**** Exercise inputs ****

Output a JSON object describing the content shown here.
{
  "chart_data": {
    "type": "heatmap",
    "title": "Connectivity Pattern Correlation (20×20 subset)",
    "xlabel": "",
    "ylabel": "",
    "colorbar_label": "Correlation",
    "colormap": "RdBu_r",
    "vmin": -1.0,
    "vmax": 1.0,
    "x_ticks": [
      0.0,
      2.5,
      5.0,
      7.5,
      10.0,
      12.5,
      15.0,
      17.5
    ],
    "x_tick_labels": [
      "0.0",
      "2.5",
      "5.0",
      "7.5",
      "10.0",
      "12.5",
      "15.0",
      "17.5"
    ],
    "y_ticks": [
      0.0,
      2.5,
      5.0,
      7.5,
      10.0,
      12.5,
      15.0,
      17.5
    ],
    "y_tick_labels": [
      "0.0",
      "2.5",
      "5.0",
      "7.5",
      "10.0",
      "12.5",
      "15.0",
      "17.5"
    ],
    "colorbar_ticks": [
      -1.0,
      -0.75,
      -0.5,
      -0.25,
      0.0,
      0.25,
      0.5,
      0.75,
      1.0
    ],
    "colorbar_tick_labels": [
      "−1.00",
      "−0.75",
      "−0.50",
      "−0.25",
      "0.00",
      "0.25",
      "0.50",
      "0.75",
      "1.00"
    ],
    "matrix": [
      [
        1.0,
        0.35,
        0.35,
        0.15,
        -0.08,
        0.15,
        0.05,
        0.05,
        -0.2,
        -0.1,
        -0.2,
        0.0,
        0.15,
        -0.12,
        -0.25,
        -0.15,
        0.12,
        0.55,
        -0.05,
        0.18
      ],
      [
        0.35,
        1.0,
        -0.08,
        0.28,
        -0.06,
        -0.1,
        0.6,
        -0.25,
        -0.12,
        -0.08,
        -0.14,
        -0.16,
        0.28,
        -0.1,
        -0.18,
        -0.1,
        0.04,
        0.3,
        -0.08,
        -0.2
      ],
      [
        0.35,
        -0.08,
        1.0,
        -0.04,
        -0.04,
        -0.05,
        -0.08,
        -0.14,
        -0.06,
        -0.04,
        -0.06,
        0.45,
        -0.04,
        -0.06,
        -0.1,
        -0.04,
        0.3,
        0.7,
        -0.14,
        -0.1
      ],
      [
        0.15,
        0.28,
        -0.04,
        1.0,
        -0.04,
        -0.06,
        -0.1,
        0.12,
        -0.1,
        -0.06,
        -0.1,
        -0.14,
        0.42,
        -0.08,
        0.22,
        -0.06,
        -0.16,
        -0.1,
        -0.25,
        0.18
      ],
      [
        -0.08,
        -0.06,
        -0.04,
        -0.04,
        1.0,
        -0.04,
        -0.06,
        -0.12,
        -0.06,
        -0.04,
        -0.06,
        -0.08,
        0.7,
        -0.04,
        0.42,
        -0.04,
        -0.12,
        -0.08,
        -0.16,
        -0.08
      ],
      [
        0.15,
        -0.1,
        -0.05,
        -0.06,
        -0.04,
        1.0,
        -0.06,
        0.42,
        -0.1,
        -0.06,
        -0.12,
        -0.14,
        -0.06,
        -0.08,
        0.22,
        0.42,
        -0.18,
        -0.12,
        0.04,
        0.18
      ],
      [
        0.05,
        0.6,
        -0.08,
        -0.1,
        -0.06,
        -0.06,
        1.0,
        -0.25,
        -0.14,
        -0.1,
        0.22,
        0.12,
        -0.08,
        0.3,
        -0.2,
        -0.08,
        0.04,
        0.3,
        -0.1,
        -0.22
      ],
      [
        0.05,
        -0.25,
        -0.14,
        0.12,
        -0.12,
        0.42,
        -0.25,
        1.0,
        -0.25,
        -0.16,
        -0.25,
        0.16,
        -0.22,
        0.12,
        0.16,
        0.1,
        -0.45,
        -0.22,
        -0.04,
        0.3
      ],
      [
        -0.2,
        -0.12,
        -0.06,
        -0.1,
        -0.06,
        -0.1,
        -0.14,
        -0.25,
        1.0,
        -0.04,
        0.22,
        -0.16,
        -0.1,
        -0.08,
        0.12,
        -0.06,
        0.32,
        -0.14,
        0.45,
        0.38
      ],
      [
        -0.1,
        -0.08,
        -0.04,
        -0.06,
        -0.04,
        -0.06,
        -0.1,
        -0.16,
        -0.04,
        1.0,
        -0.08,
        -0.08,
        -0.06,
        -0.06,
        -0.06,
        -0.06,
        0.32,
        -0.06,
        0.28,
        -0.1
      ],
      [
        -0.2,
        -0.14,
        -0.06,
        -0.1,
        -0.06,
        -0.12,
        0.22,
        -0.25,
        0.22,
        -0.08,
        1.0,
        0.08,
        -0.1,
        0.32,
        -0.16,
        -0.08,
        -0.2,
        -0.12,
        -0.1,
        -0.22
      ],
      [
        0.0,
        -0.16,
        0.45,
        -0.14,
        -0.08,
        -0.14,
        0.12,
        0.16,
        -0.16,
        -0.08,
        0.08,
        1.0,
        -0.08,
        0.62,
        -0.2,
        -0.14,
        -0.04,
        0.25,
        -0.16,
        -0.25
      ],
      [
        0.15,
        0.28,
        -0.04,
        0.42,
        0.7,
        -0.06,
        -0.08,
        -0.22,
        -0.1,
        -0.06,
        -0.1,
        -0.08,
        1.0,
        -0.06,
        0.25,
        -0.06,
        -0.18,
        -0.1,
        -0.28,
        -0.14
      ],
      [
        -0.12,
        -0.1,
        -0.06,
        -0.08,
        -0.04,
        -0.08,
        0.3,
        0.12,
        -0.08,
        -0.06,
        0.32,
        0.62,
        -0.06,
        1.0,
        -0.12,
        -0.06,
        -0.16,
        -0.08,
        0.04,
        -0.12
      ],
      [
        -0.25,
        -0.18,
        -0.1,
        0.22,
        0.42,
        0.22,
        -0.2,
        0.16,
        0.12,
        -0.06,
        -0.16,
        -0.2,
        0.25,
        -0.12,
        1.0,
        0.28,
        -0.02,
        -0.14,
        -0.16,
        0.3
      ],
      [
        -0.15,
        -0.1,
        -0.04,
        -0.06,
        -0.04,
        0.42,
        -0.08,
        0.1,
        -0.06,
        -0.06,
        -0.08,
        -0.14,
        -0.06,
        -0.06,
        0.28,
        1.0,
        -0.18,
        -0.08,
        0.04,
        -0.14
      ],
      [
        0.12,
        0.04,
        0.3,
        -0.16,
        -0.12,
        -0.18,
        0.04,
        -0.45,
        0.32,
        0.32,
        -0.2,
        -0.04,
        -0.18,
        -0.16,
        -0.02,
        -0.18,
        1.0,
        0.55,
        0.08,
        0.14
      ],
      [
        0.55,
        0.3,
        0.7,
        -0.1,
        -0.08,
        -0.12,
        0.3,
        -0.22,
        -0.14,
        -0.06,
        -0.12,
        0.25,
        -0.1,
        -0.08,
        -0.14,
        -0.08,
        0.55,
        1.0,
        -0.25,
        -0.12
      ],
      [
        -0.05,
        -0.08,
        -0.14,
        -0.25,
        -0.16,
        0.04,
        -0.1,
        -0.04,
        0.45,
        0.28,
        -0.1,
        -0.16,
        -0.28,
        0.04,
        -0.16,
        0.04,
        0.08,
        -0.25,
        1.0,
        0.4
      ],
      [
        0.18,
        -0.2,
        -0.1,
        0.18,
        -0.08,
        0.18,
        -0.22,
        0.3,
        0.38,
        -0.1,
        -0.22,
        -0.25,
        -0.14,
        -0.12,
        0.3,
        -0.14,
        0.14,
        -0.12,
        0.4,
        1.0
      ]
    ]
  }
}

****

> _Work required_
Each line in the entries above that includes the string "Correlation" should be extracted.

> _In response_
    "title": "Connectivity Pattern Correlation (20×20 subset)",
    "colorbar_label": "Correlation",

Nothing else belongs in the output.